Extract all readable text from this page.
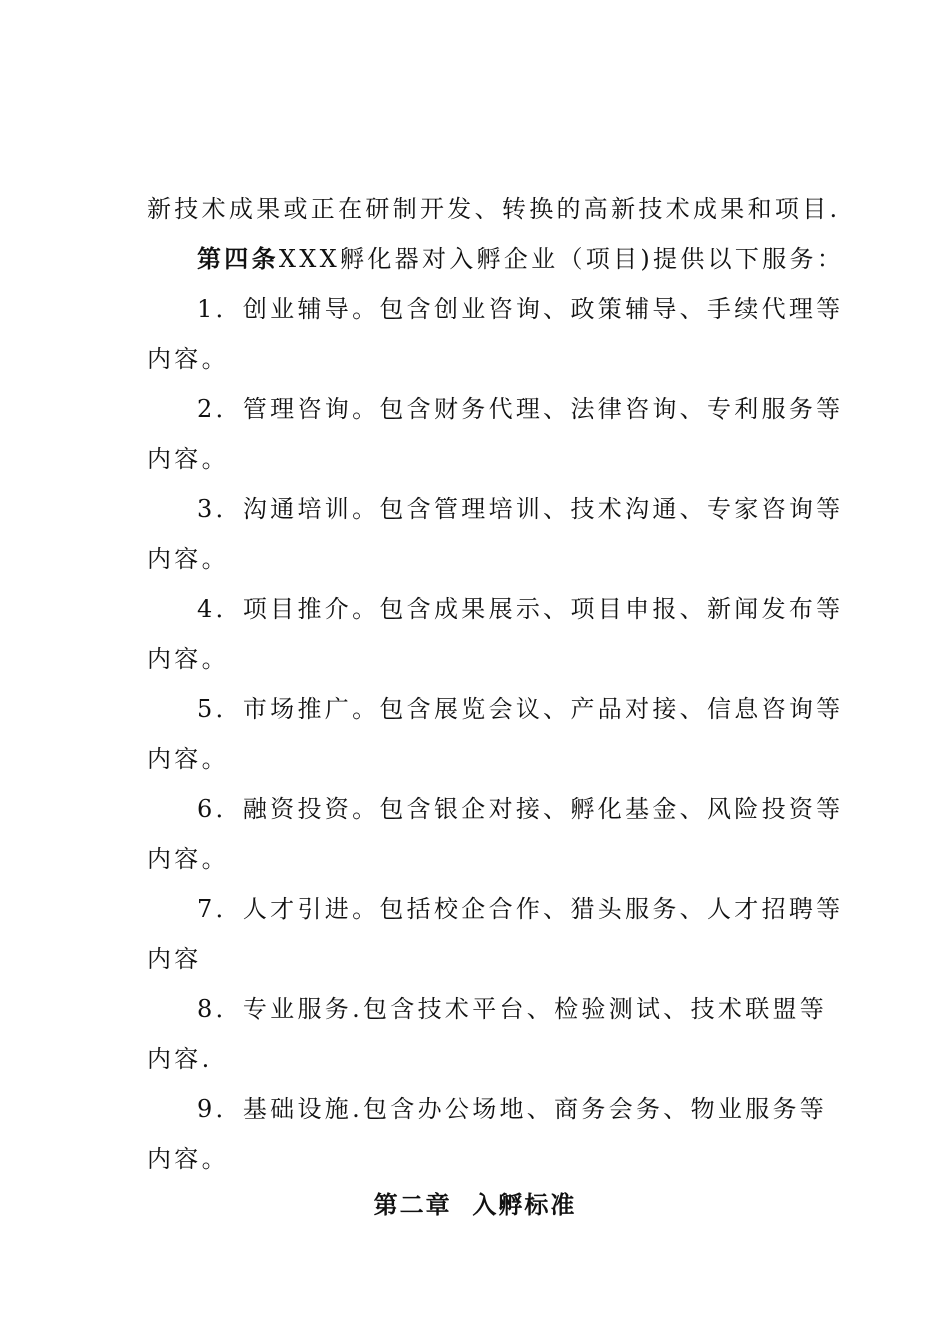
新技术成果或正在研制开发、转换的高新技术成果和项目.
第四条XXX孵化器对入孵企业（项目)提供以下服务：
1．创业辅导。包含创业咨询、政策辅导、手续代理等
内容。
2．管理咨询。包含财务代理、法律咨询、专利服务等
内容。
3．沟通培训。包含管理培训、技术沟通、专家咨询等
内容。
4．项目推介。包含成果展示、项目申报、新闻发布等
内容。
5．市场推广。包含展览会议、产品对接、信息咨询等
内容。
6．融资投资。包含银企对接、孵化基金、风险投资等
内容。
7．人才引进。包括校企合作、猎头服务、人才招聘等
内容
8．专业服务.包含技术平台、检验测试、技术联盟等
内容.
9．基础设施.包含办公场地、商务会务、物业服务等
内容。
第二章  入孵标准
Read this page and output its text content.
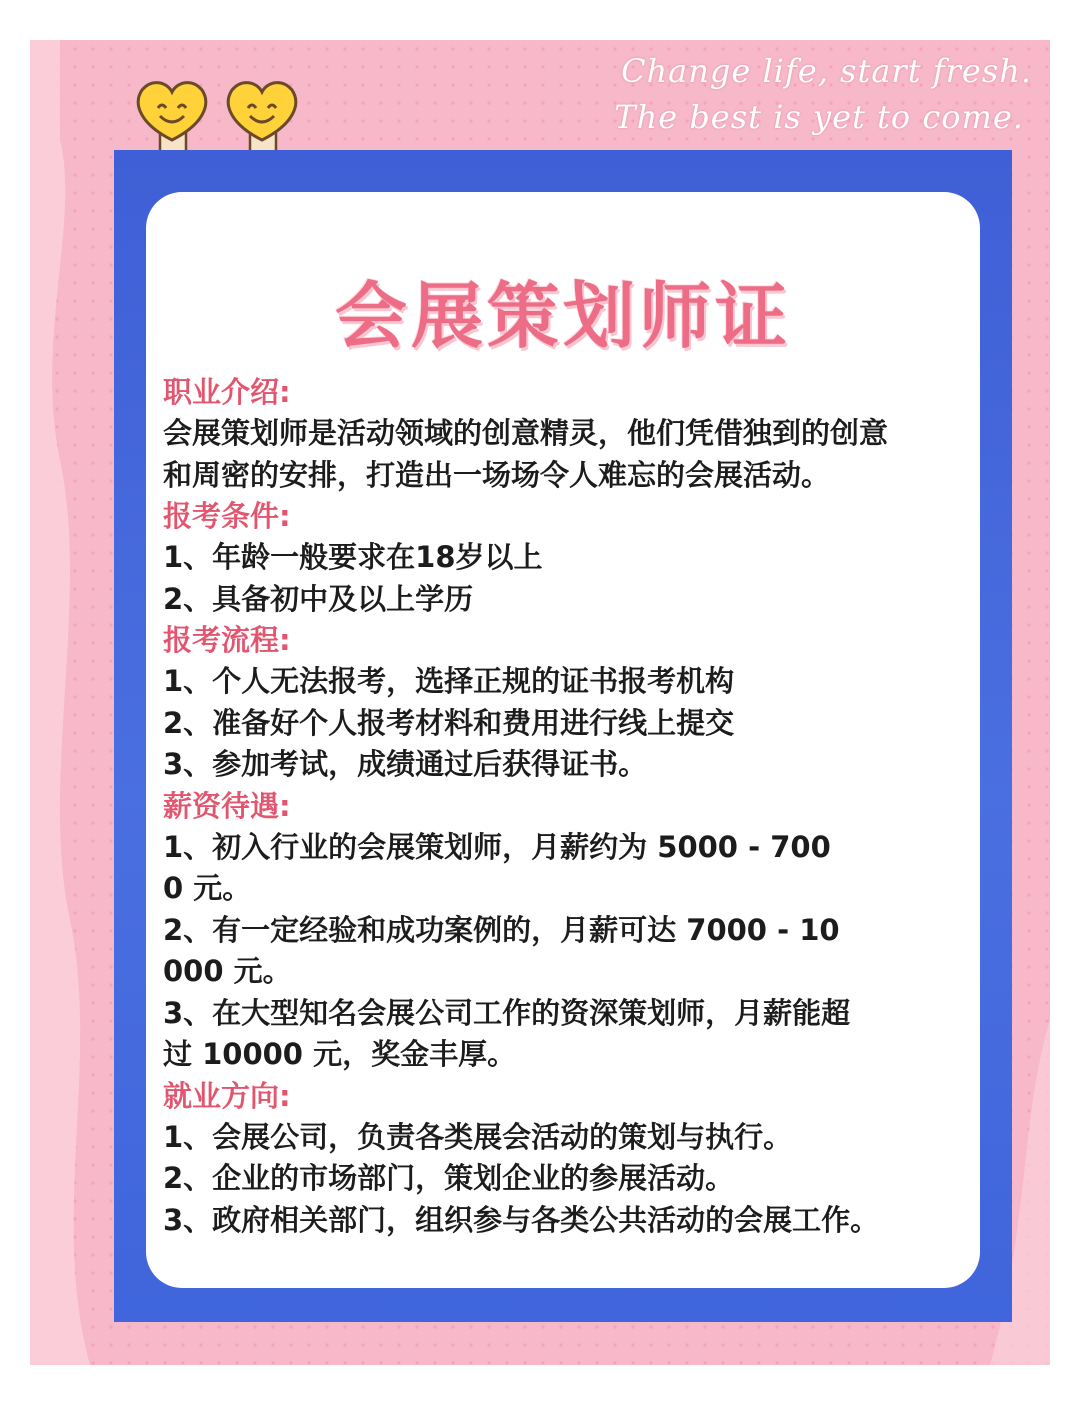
Change life, start fresh.
The best is yet to come.
会展策划师证
职业介绍:
会展策划师是活动领域的创意精灵，他们凭借独到的创意
和周密的安排，打造出一场场令人难忘的会展活动。
报考条件:
1、年龄一般要求在18岁以上
2、具备初中及以上学历
报考流程:
1、个人无法报考，选择正规的证书报考机构
2、准备好个人报考材料和费用进行线上提交
3、参加考试，成绩通过后获得证书。
薪资待遇:
1、初入行业的会展策划师，月薪约为 5000 - 700
0 元。
2、有一定经验和成功案例的，月薪可达 7000 - 10
000 元。
3、在大型知名会展公司工作的资深策划师，月薪能超
过 10000 元，奖金丰厚。
就业方向:
1、会展公司，负责各类展会活动的策划与执行。
2、企业的市场部门，策划企业的参展活动。
3、政府相关部门，组织参与各类公共活动的会展工作。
────
EXERCISE:
Take the line containing "Read this page and output its text content." and all lines after it to the end of the data above, and reproduce them exactly, leaving out pictures. Nothing else belongs in the copy.

EXERCISE ANSWER:
Read this page and output its text content.
Change life, start fresh.
The best is yet to come.
会展策划师证
职业介绍:
会展策划师是活动领域的创意精灵，他们凭借独到的创意
和周密的安排，打造出一场场令人难忘的会展活动。
报考条件:
1、年龄一般要求在18岁以上
2、具备初中及以上学历
报考流程:
1、个人无法报考，选择正规的证书报考机构
2、准备好个人报考材料和费用进行线上提交
3、参加考试，成绩通过后获得证书。
薪资待遇:
1、初入行业的会展策划师，月薪约为 5000 - 700
0 元。
2、有一定经验和成功案例的，月薪可达 7000 - 10
000 元。
3、在大型知名会展公司工作的资深策划师，月薪能超
过 10000 元，奖金丰厚。
就业方向:
1、会展公司，负责各类展会活动的策划与执行。
2、企业的市场部门，策划企业的参展活动。
3、政府相关部门，组织参与各类公共活动的会展工作。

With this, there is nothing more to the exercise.